THE REQUEST →
Scan the material for the word "piece", and copy each line where it shows up.

Dataset excerpt:
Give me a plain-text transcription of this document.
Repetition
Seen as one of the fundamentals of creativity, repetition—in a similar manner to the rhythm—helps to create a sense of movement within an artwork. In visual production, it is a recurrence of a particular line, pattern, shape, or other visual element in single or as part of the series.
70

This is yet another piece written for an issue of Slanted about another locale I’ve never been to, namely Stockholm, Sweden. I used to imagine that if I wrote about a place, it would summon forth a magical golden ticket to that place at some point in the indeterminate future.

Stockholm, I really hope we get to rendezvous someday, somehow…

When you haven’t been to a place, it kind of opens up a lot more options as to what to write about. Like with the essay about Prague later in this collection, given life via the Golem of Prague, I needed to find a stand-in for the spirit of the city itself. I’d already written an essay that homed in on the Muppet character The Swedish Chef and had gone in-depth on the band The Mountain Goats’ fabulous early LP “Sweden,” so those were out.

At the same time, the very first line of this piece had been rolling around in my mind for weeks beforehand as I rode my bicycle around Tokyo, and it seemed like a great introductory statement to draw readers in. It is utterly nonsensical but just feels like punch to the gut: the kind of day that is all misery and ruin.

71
---
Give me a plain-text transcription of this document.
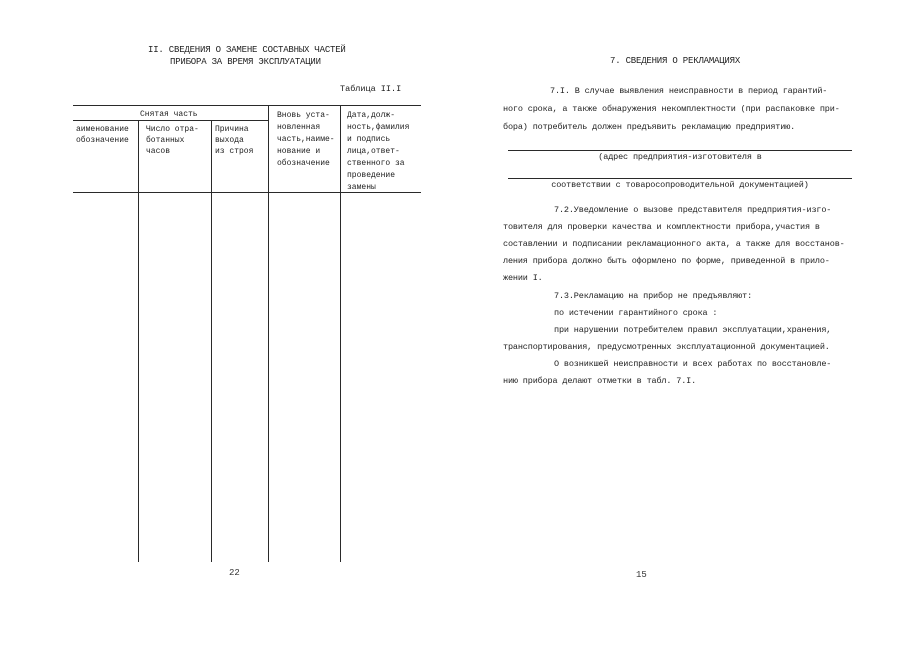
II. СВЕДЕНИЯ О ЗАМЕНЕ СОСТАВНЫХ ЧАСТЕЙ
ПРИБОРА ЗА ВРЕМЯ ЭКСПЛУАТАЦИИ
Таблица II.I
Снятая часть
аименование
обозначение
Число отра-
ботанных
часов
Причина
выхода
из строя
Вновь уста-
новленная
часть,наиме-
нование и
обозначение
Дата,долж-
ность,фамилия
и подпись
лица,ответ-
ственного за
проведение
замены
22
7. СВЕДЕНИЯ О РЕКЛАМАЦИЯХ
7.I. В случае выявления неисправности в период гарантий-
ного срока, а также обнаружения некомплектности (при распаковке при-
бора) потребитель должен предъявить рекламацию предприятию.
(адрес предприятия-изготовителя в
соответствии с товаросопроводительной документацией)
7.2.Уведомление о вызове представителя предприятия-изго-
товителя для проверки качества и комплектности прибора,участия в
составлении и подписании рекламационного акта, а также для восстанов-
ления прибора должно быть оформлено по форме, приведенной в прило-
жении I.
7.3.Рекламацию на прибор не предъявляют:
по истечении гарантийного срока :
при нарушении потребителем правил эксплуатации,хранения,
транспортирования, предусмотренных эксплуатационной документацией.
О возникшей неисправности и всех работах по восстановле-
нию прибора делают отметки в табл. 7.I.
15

SOLVED EXERCISE →
This is yet another piece written for an issue of Slanted about another locale I’ve never been to, namely Stockholm, Sweden. I used to imagine that if I wrote about a place, it would summon forth a magical golden ticket to that place at some point in the indeterminate future.
At the same time, the very first line of this piece had been rolling around in my mind for weeks beforehand as I rode my bicycle around Tokyo, and it seemed like a great introductory statement to draw readers in. It is utterly nonsensical but just feels like punch to the gut: the kind of day that is all misery and ruin.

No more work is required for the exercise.